Problem to work on: Select the lines below containing the word "Public".
.....
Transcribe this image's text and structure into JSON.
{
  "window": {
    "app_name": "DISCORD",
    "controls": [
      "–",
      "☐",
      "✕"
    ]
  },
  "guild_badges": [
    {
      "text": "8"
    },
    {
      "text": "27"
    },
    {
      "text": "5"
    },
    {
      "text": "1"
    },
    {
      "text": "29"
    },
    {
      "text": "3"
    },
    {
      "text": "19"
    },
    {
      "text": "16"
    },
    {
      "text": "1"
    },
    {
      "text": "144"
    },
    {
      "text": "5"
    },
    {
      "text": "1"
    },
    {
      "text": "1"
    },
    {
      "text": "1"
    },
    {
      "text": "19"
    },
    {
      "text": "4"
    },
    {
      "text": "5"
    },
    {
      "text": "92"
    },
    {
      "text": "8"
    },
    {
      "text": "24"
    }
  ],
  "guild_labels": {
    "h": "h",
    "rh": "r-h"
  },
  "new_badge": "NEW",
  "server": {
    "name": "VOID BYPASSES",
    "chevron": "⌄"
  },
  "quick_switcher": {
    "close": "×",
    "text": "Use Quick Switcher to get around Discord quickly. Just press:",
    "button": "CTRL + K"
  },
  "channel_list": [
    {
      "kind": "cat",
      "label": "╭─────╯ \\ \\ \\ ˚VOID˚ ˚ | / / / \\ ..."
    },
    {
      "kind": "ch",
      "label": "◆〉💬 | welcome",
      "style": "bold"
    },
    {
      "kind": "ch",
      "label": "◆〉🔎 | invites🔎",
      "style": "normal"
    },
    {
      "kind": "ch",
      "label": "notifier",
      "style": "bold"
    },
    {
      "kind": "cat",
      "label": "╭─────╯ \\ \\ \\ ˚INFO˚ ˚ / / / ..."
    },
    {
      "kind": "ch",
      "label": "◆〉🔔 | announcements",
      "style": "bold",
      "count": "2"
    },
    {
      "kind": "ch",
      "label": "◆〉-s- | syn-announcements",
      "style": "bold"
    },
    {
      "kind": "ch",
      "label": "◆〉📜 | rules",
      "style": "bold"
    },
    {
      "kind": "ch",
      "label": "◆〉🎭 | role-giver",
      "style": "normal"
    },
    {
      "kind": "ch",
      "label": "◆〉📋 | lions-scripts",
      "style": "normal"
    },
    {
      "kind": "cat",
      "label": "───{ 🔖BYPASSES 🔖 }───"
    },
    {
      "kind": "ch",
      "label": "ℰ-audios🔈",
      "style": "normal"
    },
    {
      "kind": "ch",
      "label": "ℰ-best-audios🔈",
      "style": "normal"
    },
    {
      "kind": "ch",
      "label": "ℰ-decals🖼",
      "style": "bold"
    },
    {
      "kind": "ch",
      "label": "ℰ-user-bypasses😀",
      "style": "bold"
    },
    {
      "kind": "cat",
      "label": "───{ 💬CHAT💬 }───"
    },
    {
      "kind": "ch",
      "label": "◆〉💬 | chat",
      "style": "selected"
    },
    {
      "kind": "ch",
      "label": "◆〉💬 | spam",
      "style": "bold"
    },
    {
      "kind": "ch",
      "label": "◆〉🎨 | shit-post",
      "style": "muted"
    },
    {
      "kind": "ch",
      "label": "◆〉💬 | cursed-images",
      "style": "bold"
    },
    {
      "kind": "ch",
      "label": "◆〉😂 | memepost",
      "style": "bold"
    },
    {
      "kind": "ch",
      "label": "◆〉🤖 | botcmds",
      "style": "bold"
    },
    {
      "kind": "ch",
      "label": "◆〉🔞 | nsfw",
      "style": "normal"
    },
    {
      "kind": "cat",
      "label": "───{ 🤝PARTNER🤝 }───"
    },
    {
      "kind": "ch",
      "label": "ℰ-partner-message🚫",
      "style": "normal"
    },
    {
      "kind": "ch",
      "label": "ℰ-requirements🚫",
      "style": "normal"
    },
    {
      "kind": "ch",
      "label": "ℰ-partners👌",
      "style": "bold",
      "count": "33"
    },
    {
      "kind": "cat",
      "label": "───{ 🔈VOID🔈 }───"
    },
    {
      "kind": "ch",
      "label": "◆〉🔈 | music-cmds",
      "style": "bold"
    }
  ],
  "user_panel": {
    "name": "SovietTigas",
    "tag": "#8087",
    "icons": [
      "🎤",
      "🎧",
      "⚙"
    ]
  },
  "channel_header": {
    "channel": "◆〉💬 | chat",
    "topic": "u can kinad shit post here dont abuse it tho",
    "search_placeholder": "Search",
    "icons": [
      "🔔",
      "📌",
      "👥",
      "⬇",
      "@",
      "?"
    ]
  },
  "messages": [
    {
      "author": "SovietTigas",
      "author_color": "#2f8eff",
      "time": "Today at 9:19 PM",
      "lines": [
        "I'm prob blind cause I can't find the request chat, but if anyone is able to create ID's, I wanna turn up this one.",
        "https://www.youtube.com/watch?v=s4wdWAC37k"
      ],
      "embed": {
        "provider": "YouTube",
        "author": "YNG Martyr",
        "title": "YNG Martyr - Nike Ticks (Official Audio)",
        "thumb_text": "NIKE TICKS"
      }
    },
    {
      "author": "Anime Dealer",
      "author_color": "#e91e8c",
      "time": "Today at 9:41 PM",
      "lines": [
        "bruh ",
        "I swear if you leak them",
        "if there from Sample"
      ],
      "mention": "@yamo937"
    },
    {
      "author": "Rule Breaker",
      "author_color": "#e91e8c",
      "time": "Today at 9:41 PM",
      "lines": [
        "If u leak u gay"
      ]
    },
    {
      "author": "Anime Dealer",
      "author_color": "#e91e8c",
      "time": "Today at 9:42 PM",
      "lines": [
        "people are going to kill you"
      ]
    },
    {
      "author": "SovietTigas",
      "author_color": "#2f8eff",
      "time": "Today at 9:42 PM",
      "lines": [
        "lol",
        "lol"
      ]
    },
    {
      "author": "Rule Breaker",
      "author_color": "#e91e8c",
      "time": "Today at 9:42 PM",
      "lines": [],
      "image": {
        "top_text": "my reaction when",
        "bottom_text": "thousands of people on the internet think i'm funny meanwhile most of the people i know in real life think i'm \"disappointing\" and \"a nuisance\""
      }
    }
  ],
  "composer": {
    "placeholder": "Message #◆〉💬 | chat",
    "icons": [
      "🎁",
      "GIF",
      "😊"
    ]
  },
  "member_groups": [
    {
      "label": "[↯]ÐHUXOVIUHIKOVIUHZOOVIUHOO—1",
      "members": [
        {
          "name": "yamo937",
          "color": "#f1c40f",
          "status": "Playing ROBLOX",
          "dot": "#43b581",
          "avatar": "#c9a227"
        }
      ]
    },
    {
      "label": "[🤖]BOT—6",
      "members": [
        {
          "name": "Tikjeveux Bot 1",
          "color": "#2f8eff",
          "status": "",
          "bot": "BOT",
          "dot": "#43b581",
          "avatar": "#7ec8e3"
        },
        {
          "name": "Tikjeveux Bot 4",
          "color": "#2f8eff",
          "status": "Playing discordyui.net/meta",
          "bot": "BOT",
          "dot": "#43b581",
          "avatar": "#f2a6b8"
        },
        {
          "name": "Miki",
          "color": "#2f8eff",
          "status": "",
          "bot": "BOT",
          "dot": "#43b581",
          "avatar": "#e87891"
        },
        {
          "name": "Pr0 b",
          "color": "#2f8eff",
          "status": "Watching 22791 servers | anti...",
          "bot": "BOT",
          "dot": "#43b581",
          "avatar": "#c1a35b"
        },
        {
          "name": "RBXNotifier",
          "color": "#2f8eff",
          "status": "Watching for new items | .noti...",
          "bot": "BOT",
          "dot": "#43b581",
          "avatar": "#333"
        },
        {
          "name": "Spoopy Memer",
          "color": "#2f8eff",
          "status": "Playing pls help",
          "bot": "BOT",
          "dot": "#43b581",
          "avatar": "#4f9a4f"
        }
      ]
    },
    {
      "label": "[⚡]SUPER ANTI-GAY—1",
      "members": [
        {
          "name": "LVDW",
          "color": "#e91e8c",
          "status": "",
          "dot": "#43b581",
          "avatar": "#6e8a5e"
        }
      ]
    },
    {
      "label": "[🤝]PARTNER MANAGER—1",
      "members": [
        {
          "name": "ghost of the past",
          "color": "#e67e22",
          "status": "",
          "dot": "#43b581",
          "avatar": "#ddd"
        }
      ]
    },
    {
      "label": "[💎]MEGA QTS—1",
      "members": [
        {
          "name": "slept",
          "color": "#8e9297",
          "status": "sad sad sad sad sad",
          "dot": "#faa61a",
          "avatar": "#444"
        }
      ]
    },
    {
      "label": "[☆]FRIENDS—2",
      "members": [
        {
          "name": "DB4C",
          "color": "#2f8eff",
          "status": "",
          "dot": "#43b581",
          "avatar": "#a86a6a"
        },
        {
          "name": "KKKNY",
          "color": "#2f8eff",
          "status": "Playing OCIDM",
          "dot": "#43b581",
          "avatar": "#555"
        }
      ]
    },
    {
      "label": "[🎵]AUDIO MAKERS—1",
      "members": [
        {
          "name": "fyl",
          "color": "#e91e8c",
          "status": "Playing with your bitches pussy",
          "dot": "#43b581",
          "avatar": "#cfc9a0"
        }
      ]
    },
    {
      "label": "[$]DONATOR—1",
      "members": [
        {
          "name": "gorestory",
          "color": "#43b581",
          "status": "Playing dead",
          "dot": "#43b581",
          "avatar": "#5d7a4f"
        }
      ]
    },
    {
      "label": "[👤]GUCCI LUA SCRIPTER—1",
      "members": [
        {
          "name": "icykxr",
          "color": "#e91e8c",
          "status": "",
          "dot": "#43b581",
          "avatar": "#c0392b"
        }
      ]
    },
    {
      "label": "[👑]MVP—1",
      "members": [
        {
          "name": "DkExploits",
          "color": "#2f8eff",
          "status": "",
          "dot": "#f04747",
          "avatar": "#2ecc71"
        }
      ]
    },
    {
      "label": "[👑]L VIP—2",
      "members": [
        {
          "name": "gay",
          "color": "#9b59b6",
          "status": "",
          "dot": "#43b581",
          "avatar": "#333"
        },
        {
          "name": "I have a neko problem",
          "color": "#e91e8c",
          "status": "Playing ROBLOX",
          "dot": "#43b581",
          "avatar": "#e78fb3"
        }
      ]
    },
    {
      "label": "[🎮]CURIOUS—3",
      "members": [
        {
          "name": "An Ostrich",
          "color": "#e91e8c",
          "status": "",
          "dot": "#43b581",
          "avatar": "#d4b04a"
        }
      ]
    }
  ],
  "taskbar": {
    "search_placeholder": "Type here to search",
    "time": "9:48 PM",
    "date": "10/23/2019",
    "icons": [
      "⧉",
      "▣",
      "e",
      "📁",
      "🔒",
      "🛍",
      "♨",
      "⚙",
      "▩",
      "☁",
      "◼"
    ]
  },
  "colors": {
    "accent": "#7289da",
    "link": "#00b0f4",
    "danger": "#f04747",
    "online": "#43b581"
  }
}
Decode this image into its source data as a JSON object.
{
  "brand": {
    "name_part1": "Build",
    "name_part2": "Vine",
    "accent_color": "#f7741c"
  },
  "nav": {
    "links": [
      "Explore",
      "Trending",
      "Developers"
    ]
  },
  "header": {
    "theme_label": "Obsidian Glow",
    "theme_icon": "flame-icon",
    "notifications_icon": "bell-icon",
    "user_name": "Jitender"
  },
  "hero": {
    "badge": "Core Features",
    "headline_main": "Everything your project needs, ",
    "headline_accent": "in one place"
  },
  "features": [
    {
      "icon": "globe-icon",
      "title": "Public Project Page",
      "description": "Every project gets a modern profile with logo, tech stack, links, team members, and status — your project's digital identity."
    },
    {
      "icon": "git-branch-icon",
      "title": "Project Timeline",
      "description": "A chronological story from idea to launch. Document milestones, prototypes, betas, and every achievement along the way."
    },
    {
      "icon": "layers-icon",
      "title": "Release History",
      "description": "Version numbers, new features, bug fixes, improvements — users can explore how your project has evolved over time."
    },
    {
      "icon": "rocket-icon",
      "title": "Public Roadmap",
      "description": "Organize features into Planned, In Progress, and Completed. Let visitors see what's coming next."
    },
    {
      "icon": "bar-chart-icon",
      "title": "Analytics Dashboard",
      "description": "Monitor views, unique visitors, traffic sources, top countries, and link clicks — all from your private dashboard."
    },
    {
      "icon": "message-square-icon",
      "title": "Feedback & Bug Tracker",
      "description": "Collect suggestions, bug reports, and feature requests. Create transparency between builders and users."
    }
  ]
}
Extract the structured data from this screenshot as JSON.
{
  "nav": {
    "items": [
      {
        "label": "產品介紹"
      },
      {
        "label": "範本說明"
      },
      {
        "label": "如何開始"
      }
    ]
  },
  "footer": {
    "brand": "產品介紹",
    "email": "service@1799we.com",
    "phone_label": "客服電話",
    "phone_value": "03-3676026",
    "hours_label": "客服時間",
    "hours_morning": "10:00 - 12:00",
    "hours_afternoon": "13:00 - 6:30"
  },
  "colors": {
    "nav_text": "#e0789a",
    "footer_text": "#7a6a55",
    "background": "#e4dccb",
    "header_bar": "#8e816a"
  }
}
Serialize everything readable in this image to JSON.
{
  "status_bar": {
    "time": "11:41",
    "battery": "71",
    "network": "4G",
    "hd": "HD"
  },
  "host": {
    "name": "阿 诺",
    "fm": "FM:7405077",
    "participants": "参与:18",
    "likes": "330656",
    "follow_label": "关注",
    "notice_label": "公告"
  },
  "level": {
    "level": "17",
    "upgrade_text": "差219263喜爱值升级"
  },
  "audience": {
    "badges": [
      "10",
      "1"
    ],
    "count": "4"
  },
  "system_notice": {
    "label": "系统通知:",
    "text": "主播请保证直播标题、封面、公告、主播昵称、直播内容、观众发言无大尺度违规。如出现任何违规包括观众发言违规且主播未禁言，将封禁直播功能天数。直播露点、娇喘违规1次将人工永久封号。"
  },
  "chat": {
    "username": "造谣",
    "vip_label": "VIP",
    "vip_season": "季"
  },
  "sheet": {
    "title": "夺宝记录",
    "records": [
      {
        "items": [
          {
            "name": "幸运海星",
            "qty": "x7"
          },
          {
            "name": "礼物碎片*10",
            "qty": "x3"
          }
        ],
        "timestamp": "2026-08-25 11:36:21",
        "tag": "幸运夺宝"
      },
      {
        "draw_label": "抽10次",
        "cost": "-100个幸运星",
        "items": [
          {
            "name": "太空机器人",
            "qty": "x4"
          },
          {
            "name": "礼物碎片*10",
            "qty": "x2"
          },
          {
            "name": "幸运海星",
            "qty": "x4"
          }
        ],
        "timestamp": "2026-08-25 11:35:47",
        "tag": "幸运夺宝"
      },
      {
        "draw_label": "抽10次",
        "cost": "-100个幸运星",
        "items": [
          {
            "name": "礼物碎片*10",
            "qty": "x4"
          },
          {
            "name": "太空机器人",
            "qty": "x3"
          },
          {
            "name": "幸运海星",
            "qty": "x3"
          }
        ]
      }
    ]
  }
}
.....
Answer for the task:
      "title": "Public Project Page",
      "title": "Public Roadmap",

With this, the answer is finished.